+++ Dataset content +++

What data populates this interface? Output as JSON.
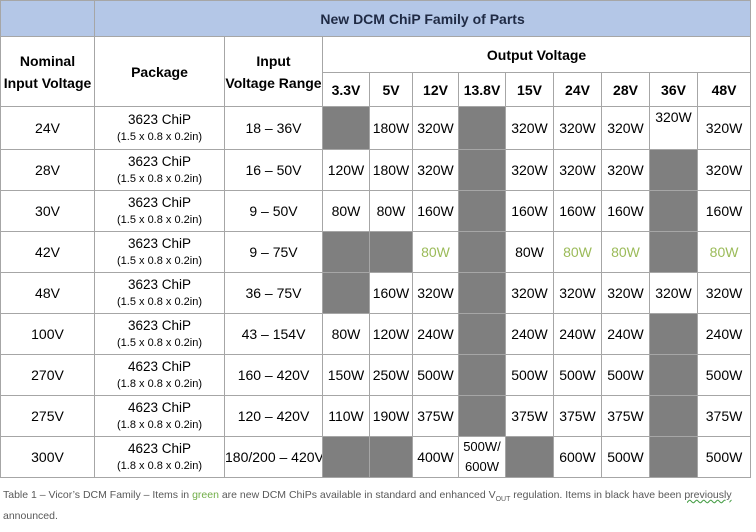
{
  "title": "New DCM ChiP Family of Parts",
  "headers": {
    "nominal_line1": "Nominal",
    "nominal_line2": "Input Voltage",
    "package": "Package",
    "range_line1": "Input",
    "range_line2": "Voltage Range",
    "output": "Output Voltage"
  },
  "output_voltages": [
    "3.3V",
    "5V",
    "12V",
    "13.8V",
    "15V",
    "24V",
    "28V",
    "36V",
    "48V"
  ],
  "rows": [
    {
      "nominal": "24V",
      "pkg": "3623 ChiP",
      "dims": "(1.5 x 0.8 x 0.2in)",
      "range": "18 – 36V",
      "cells": [
        {
          "v": "",
          "gray": true
        },
        {
          "v": "180W"
        },
        {
          "v": "320W"
        },
        {
          "v": "",
          "gray": true
        },
        {
          "v": "320W"
        },
        {
          "v": "320W"
        },
        {
          "v": "320W"
        },
        {
          "v": "320W",
          "top": true
        },
        {
          "v": "320W"
        }
      ]
    },
    {
      "nominal": "28V",
      "pkg": "3623 ChiP",
      "dims": "(1.5 x 0.8 x 0.2in)",
      "range": "16 – 50V",
      "cells": [
        {
          "v": "120W"
        },
        {
          "v": "180W"
        },
        {
          "v": "320W"
        },
        {
          "v": "",
          "gray": true
        },
        {
          "v": "320W"
        },
        {
          "v": "320W"
        },
        {
          "v": "320W"
        },
        {
          "v": "",
          "gray": true
        },
        {
          "v": "320W"
        }
      ]
    },
    {
      "nominal": "30V",
      "pkg": "3623 ChiP",
      "dims": "(1.5 x 0.8 x 0.2in)",
      "range": "9 – 50V",
      "cells": [
        {
          "v": "80W"
        },
        {
          "v": "80W"
        },
        {
          "v": "160W"
        },
        {
          "v": "",
          "gray": true
        },
        {
          "v": "160W"
        },
        {
          "v": "160W"
        },
        {
          "v": "160W"
        },
        {
          "v": "",
          "gray": true
        },
        {
          "v": "160W"
        }
      ]
    },
    {
      "nominal": "42V",
      "pkg": "3623 ChiP",
      "dims": "(1.5 x 0.8 x 0.2in)",
      "range": "9 – 75V",
      "cells": [
        {
          "v": "",
          "gray": true
        },
        {
          "v": "",
          "gray": true
        },
        {
          "v": "80W",
          "new": true
        },
        {
          "v": "",
          "gray": true
        },
        {
          "v": "80W"
        },
        {
          "v": "80W",
          "new": true
        },
        {
          "v": "80W",
          "new": true
        },
        {
          "v": "",
          "gray": true
        },
        {
          "v": "80W",
          "new": true
        }
      ]
    },
    {
      "nominal": "48V",
      "pkg": "3623 ChiP",
      "dims": "(1.5 x 0.8 x 0.2in)",
      "range": "36 – 75V",
      "cells": [
        {
          "v": "",
          "gray": true
        },
        {
          "v": "160W"
        },
        {
          "v": "320W"
        },
        {
          "v": "",
          "gray": true
        },
        {
          "v": "320W"
        },
        {
          "v": "320W"
        },
        {
          "v": "320W"
        },
        {
          "v": "320W"
        },
        {
          "v": "320W"
        }
      ]
    },
    {
      "nominal": "100V",
      "pkg": "3623 ChiP",
      "dims": "(1.5 x 0.8 x 0.2in)",
      "range": "43 – 154V",
      "cells": [
        {
          "v": "80W"
        },
        {
          "v": "120W"
        },
        {
          "v": "240W"
        },
        {
          "v": "",
          "gray": true
        },
        {
          "v": "240W"
        },
        {
          "v": "240W"
        },
        {
          "v": "240W"
        },
        {
          "v": "",
          "gray": true
        },
        {
          "v": "240W"
        }
      ]
    },
    {
      "nominal": "270V",
      "pkg": "4623 ChiP",
      "dims": "(1.8 x 0.8 x 0.2in)",
      "range": "160 – 420V",
      "cells": [
        {
          "v": "150W"
        },
        {
          "v": "250W"
        },
        {
          "v": "500W"
        },
        {
          "v": "",
          "gray": true
        },
        {
          "v": "500W"
        },
        {
          "v": "500W"
        },
        {
          "v": "500W"
        },
        {
          "v": "",
          "gray": true
        },
        {
          "v": "500W"
        }
      ]
    },
    {
      "nominal": "275V",
      "pkg": "4623 ChiP",
      "dims": "(1.8 x 0.8 x 0.2in)",
      "range": "120 – 420V",
      "cells": [
        {
          "v": "110W"
        },
        {
          "v": "190W"
        },
        {
          "v": "375W"
        },
        {
          "v": "",
          "gray": true
        },
        {
          "v": "375W"
        },
        {
          "v": "375W"
        },
        {
          "v": "375W"
        },
        {
          "v": "",
          "gray": true
        },
        {
          "v": "375W"
        }
      ]
    },
    {
      "nominal": "300V",
      "pkg": "4623 ChiP",
      "dims": "(1.8 x 0.8 x 0.2in)",
      "range": "180/200 – 420V",
      "cells": [
        {
          "v": "",
          "gray": true
        },
        {
          "v": "",
          "gray": true
        },
        {
          "v": "400W"
        },
        {
          "v": "500W/ 600W",
          "wrap": true
        },
        {
          "v": "",
          "gray": true
        },
        {
          "v": "600W"
        },
        {
          "v": "500W"
        },
        {
          "v": "",
          "gray": true
        },
        {
          "v": "500W"
        }
      ]
    }
  ],
  "caption": {
    "part1": "Table 1 – Vicor’s DCM Family – Items in ",
    "green_word": "green",
    "part2": " are new DCM ChiPs available in standard and enhanced V",
    "sub": "OUT",
    "part3": " regulation. Items in black have been ",
    "squiggle": "previously",
    "part4": " announced."
  },
  "colors": {
    "header_bg": "#b4c7e7",
    "na_cell": "#7f7f7f",
    "new_item_text": "#9bbb59",
    "border": "#a6a6a6"
  }
}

+++

### Required task
Keep the pictures out and write out the records exactly.

### Written solution
What data populates this interface? Output as JSON.
{
  "title": "New DCM ChiP Family of Parts",
  "headers": {
    "nominal_line1": "Nominal",
    "nominal_line2": "Input Voltage",
    "package": "Package",
    "range_line1": "Input",
    "range_line2": "Voltage Range",
    "output": "Output Voltage"
  },
  "output_voltages": [
    "3.3V",
    "5V",
    "12V",
    "13.8V",
    "15V",
    "24V",
    "28V",
    "36V",
    "48V"
  ],
  "rows": [
    {
      "nominal": "24V",
      "pkg": "3623 ChiP",
      "dims": "(1.5 x 0.8 x 0.2in)",
      "range": "18 – 36V",
      "cells": [
        {
          "v": "",
          "gray": true
        },
        {
          "v": "180W"
        },
        {
          "v": "320W"
        },
        {
          "v": "",
          "gray": true
        },
        {
          "v": "320W"
        },
        {
          "v": "320W"
        },
        {
          "v": "320W"
        },
        {
          "v": "320W",
          "top": true
        },
        {
          "v": "320W"
        }
      ]
    },
    {
      "nominal": "28V",
      "pkg": "3623 ChiP",
      "dims": "(1.5 x 0.8 x 0.2in)",
      "range": "16 – 50V",
      "cells": [
        {
          "v": "120W"
        },
        {
          "v": "180W"
        },
        {
          "v": "320W"
        },
        {
          "v": "",
          "gray": true
        },
        {
          "v": "320W"
        },
        {
          "v": "320W"
        },
        {
          "v": "320W"
        },
        {
          "v": "",
          "gray": true
        },
        {
          "v": "320W"
        }
      ]
    },
    {
      "nominal": "30V",
      "pkg": "3623 ChiP",
      "dims": "(1.5 x 0.8 x 0.2in)",
      "range": "9 – 50V",
      "cells": [
        {
          "v": "80W"
        },
        {
          "v": "80W"
        },
        {
          "v": "160W"
        },
        {
          "v": "",
          "gray": true
        },
        {
          "v": "160W"
        },
        {
          "v": "160W"
        },
        {
          "v": "160W"
        },
        {
          "v": "",
          "gray": true
        },
        {
          "v": "160W"
        }
      ]
    },
    {
      "nominal": "42V",
      "pkg": "3623 ChiP",
      "dims": "(1.5 x 0.8 x 0.2in)",
      "range": "9 – 75V",
      "cells": [
        {
          "v": "",
          "gray": true
        },
        {
          "v": "",
          "gray": true
        },
        {
          "v": "80W",
          "new": true
        },
        {
          "v": "",
          "gray": true
        },
        {
          "v": "80W"
        },
        {
          "v": "80W",
          "new": true
        },
        {
          "v": "80W",
          "new": true
        },
        {
          "v": "",
          "gray": true
        },
        {
          "v": "80W",
          "new": true
        }
      ]
    },
    {
      "nominal": "48V",
      "pkg": "3623 ChiP",
      "dims": "(1.5 x 0.8 x 0.2in)",
      "range": "36 – 75V",
      "cells": [
        {
          "v": "",
          "gray": true
        },
        {
          "v": "160W"
        },
        {
          "v": "320W"
        },
        {
          "v": "",
          "gray": true
        },
        {
          "v": "320W"
        },
        {
          "v": "320W"
        },
        {
          "v": "320W"
        },
        {
          "v": "320W"
        },
        {
          "v": "320W"
        }
      ]
    },
    {
      "nominal": "100V",
      "pkg": "3623 ChiP",
      "dims": "(1.5 x 0.8 x 0.2in)",
      "range": "43 – 154V",
      "cells": [
        {
          "v": "80W"
        },
        {
          "v": "120W"
        },
        {
          "v": "240W"
        },
        {
          "v": "",
          "gray": true
        },
        {
          "v": "240W"
        },
        {
          "v": "240W"
        },
        {
          "v": "240W"
        },
        {
          "v": "",
          "gray": true
        },
        {
          "v": "240W"
        }
      ]
    },
    {
      "nominal": "270V",
      "pkg": "4623 ChiP",
      "dims": "(1.8 x 0.8 x 0.2in)",
      "range": "160 – 420V",
      "cells": [
        {
          "v": "150W"
        },
        {
          "v": "250W"
        },
        {
          "v": "500W"
        },
        {
          "v": "",
          "gray": true
        },
        {
          "v": "500W"
        },
        {
          "v": "500W"
        },
        {
          "v": "500W"
        },
        {
          "v": "",
          "gray": true
        },
        {
          "v": "500W"
        }
      ]
    },
    {
      "nominal": "275V",
      "pkg": "4623 ChiP",
      "dims": "(1.8 x 0.8 x 0.2in)",
      "range": "120 – 420V",
      "cells": [
        {
          "v": "110W"
        },
        {
          "v": "190W"
        },
        {
          "v": "375W"
        },
        {
          "v": "",
          "gray": true
        },
        {
          "v": "375W"
        },
        {
          "v": "375W"
        },
        {
          "v": "375W"
        },
        {
          "v": "",
          "gray": true
        },
        {
          "v": "375W"
        }
      ]
    },
    {
      "nominal": "300V",
      "pkg": "4623 ChiP",
      "dims": "(1.8 x 0.8 x 0.2in)",
      "range": "180/200 – 420V",
      "cells": [
        {
          "v": "",
          "gray": true
        },
        {
          "v": "",
          "gray": true
        },
        {
          "v": "400W"
        },
        {
          "v": "500W/ 600W",
          "wrap": true
        },
        {
          "v": "",
          "gray": true
        },
        {
          "v": "600W"
        },
        {
          "v": "500W"
        },
        {
          "v": "",
          "gray": true
        },
        {
          "v": "500W"
        }
      ]
    }
  ],
  "caption": {
    "part1": "Table 1 – Vicor’s DCM Family – Items in ",
    "green_word": "green",
    "part2": " are new DCM ChiPs available in standard and enhanced V",
    "sub": "OUT",
    "part3": " regulation. Items in black have been ",
    "squiggle": "previously",
    "part4": " announced."
  },
  "colors": {
    "header_bg": "#b4c7e7",
    "na_cell": "#7f7f7f",
    "new_item_text": "#9bbb59",
    "border": "#a6a6a6"
  }
}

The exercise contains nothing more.